+++ DATA EXTRACT
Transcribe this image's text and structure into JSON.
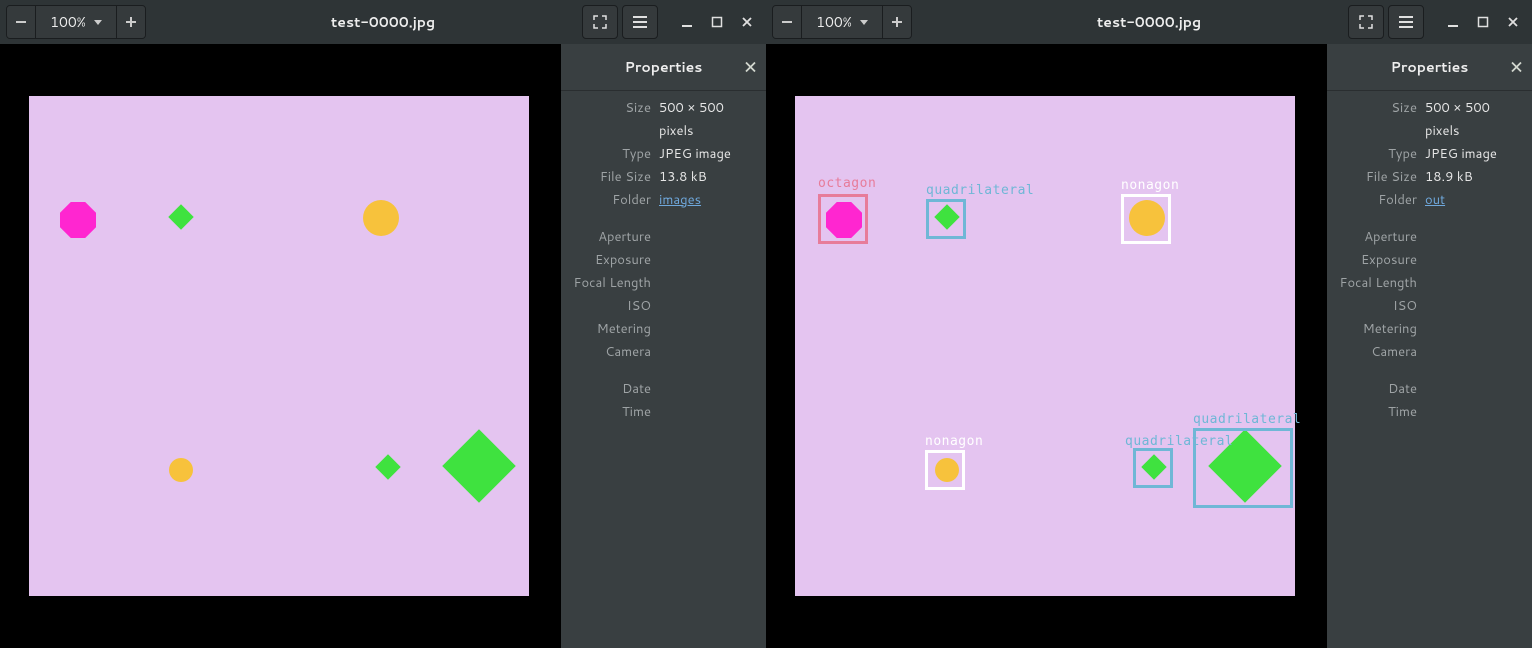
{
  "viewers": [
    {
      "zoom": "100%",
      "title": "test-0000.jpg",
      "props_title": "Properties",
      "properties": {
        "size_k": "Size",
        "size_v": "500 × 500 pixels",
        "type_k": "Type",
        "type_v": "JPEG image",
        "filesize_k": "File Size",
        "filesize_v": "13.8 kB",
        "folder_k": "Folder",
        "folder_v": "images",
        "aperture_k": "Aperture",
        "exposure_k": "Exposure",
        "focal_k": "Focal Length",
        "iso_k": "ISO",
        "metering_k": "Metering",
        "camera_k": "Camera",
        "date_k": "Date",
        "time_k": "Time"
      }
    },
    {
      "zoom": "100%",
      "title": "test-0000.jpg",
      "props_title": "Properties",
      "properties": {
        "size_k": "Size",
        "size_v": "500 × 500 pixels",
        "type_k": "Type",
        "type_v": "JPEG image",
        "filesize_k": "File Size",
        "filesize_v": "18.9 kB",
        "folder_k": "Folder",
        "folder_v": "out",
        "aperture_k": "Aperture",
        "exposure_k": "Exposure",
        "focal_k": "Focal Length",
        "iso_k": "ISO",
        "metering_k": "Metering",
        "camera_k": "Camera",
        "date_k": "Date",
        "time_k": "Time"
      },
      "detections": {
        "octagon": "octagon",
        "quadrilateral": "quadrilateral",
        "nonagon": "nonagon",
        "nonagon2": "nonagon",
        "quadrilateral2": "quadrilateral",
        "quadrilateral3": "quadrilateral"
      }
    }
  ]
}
++++++
▸ PROBLEM TO SOLVE
Pictures in the records must not appear in the copy; transcribe everything else precisely.

▸ CORRECT RESPONSE
Transcribe this image's text and structure into JSON.
{
  "viewers": [
    {
      "zoom": "100%",
      "title": "test-0000.jpg",
      "props_title": "Properties",
      "properties": {
        "size_k": "Size",
        "size_v": "500 × 500 pixels",
        "type_k": "Type",
        "type_v": "JPEG image",
        "filesize_k": "File Size",
        "filesize_v": "13.8 kB",
        "folder_k": "Folder",
        "folder_v": "images",
        "aperture_k": "Aperture",
        "exposure_k": "Exposure",
        "focal_k": "Focal Length",
        "iso_k": "ISO",
        "metering_k": "Metering",
        "camera_k": "Camera",
        "date_k": "Date",
        "time_k": "Time"
      }
    },
    {
      "zoom": "100%",
      "title": "test-0000.jpg",
      "props_title": "Properties",
      "properties": {
        "size_k": "Size",
        "size_v": "500 × 500 pixels",
        "type_k": "Type",
        "type_v": "JPEG image",
        "filesize_k": "File Size",
        "filesize_v": "18.9 kB",
        "folder_k": "Folder",
        "folder_v": "out",
        "aperture_k": "Aperture",
        "exposure_k": "Exposure",
        "focal_k": "Focal Length",
        "iso_k": "ISO",
        "metering_k": "Metering",
        "camera_k": "Camera",
        "date_k": "Date",
        "time_k": "Time"
      },
      "detections": {
        "octagon": "octagon",
        "quadrilateral": "quadrilateral",
        "nonagon": "nonagon",
        "nonagon2": "nonagon",
        "quadrilateral2": "quadrilateral",
        "quadrilateral3": "quadrilateral"
      }
    }
  ]
}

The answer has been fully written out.